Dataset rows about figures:
+ + + + +

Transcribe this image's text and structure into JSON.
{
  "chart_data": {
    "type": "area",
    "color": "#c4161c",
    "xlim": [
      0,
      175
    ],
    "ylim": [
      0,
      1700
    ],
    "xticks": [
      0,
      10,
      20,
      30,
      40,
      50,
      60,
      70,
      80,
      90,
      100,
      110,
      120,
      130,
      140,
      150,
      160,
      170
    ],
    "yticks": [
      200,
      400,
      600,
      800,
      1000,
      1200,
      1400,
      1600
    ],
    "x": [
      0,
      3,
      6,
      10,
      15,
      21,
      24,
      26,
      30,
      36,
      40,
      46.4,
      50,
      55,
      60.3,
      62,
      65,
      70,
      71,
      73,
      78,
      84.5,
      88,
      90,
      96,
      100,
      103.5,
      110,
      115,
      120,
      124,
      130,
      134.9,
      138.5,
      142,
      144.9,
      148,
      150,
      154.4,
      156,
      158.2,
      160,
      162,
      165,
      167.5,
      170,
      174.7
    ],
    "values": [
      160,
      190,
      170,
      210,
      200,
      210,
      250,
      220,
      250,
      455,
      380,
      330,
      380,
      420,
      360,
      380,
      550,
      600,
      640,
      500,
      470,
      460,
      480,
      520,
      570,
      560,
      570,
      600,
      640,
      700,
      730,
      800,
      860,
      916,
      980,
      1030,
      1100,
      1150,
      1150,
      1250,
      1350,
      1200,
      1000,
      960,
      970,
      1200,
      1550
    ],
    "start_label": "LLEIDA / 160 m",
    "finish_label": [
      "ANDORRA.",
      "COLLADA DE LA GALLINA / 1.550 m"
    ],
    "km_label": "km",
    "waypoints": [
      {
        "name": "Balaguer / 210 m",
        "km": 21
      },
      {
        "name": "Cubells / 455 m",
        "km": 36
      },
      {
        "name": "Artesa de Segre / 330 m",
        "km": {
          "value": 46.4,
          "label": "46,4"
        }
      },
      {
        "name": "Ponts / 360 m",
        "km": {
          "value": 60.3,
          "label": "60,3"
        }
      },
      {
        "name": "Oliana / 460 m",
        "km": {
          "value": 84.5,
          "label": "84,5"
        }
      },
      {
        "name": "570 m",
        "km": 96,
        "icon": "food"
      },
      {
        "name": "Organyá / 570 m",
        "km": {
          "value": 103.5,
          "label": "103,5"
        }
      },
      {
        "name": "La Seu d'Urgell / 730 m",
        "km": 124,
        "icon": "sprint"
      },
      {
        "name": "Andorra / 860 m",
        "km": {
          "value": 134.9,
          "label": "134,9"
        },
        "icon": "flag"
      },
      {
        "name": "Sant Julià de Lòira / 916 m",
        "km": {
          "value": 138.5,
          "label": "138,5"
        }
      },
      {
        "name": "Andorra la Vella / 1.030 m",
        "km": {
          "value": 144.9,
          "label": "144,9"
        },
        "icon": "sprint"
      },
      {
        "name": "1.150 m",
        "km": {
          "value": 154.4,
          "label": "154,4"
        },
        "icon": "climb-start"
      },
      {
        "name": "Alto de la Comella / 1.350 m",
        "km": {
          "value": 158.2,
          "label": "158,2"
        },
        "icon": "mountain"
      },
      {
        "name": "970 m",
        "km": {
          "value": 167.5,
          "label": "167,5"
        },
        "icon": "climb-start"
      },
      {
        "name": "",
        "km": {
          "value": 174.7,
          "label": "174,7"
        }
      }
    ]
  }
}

+ + + + +

Goal of the exercise: Look through the listing and extract every line with "icon" in it.

Complete output:
        "icon": "food"
        "icon": "sprint"
        "icon": "flag"
        "icon": "sprint"
        "icon": "climb-start"
        "icon": "mountain"
        "icon": "climb-start"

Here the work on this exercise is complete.